- **Required task**:
Reproduce the material below line for line, changing nothing.

- **Recorded data**:
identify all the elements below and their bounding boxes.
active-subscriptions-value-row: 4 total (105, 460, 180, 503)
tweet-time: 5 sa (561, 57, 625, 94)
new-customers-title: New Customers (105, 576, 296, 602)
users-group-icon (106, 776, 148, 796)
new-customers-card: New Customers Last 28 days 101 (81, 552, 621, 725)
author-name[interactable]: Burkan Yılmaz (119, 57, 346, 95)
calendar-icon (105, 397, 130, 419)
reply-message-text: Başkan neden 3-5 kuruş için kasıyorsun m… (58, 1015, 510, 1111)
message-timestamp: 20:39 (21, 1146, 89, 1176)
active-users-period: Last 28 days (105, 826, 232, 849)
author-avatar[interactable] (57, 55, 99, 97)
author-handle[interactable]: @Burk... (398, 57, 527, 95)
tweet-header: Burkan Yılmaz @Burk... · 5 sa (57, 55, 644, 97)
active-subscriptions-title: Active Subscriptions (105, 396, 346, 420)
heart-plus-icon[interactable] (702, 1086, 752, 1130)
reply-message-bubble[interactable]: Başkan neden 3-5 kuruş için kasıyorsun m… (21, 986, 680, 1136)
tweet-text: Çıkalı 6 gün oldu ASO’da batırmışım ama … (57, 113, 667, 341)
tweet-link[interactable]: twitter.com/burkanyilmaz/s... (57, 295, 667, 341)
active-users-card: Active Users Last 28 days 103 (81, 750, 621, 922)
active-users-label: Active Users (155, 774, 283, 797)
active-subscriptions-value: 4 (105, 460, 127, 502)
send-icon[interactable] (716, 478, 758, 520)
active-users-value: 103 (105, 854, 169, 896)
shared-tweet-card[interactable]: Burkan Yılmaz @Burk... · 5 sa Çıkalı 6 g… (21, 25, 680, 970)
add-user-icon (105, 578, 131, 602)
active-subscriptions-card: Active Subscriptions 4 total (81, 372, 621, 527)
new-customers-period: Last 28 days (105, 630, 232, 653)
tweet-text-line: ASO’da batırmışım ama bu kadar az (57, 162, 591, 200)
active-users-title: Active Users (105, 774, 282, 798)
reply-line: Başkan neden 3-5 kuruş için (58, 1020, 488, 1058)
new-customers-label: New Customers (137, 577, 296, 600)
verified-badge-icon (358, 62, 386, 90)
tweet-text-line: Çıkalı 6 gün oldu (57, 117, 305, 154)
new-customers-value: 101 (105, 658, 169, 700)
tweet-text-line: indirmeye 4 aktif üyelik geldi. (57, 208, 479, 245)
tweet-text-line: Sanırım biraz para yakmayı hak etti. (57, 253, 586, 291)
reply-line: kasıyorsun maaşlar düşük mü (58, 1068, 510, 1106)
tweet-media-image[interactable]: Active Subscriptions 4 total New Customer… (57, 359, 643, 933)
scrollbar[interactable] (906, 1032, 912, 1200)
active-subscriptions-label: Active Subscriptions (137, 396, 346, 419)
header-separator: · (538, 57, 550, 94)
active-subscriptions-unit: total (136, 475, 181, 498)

- **Exercise response**:
identify all the elements below and their bounding boxes.
active-subscriptions-value-row: 4 total (105, 460, 180, 503)
tweet-time: 5 sa (561, 57, 625, 94)
new-customers-title: New Customers (105, 576, 296, 602)
users-group-icon (106, 776, 148, 796)
new-customers-card: New Customers Last 28 days 101 (81, 552, 621, 725)
author-name[interactable]: Burkan Yılmaz (119, 57, 346, 95)
calendar-icon (105, 397, 130, 419)
reply-message-text: Başkan neden 3-5 kuruş için kasıyorsun m… (58, 1015, 510, 1111)
message-timestamp: 20:39 (21, 1146, 89, 1176)
active-users-period: Last 28 days (105, 826, 232, 849)
author-avatar[interactable] (57, 55, 99, 97)
author-handle[interactable]: @Burk... (398, 57, 527, 95)
tweet-header: Burkan Yılmaz @Burk... · 5 sa (57, 55, 644, 97)
active-subscriptions-title: Active Subscriptions (105, 396, 346, 420)
heart-plus-icon[interactable] (702, 1086, 752, 1130)
reply-message-bubble[interactable]: Başkan neden 3-5 kuruş için kasıyorsun m… (21, 986, 680, 1136)
tweet-text: Çıkalı 6 gün oldu ASO’da batırmışım ama … (57, 113, 667, 341)
tweet-link[interactable]: twitter.com/burkanyilmaz/s... (57, 295, 667, 341)
active-users-card: Active Users Last 28 days 103 (81, 750, 621, 922)
active-users-label: Active Users (155, 774, 283, 797)
active-subscriptions-value: 4 (105, 460, 127, 502)
send-icon[interactable] (716, 478, 758, 520)
active-users-value: 103 (105, 854, 169, 896)
shared-tweet-card[interactable]: Burkan Yılmaz @Burk... · 5 sa Çıkalı 6 g… (21, 25, 680, 970)
add-user-icon (105, 578, 131, 602)
active-subscriptions-card: Active Subscriptions 4 total (81, 372, 621, 527)
new-customers-period: Last 28 days (105, 630, 232, 653)
tweet-text-line: ASO’da batırmışım ama bu kadar az (57, 162, 591, 200)
active-users-title: Active Users (105, 774, 282, 798)
reply-line: Başkan neden 3-5 kuruş için (58, 1020, 488, 1058)
new-customers-label: New Customers (137, 577, 296, 600)
verified-badge-icon (358, 62, 386, 90)
tweet-text-line: Çıkalı 6 gün oldu (57, 117, 305, 154)
new-customers-value: 101 (105, 658, 169, 700)
tweet-text-line: indirmeye 4 aktif üyelik geldi. (57, 208, 479, 245)
tweet-text-line: Sanırım biraz para yakmayı hak etti. (57, 253, 586, 291)
reply-line: kasıyorsun maaşlar düşük mü (58, 1068, 510, 1106)
tweet-media-image[interactable]: Active Subscriptions 4 total New Customer… (57, 359, 643, 933)
scrollbar[interactable] (906, 1032, 912, 1200)
active-subscriptions-label: Active Subscriptions (137, 396, 346, 419)
header-separator: · (538, 57, 550, 94)
active-subscriptions-unit: total (136, 475, 181, 498)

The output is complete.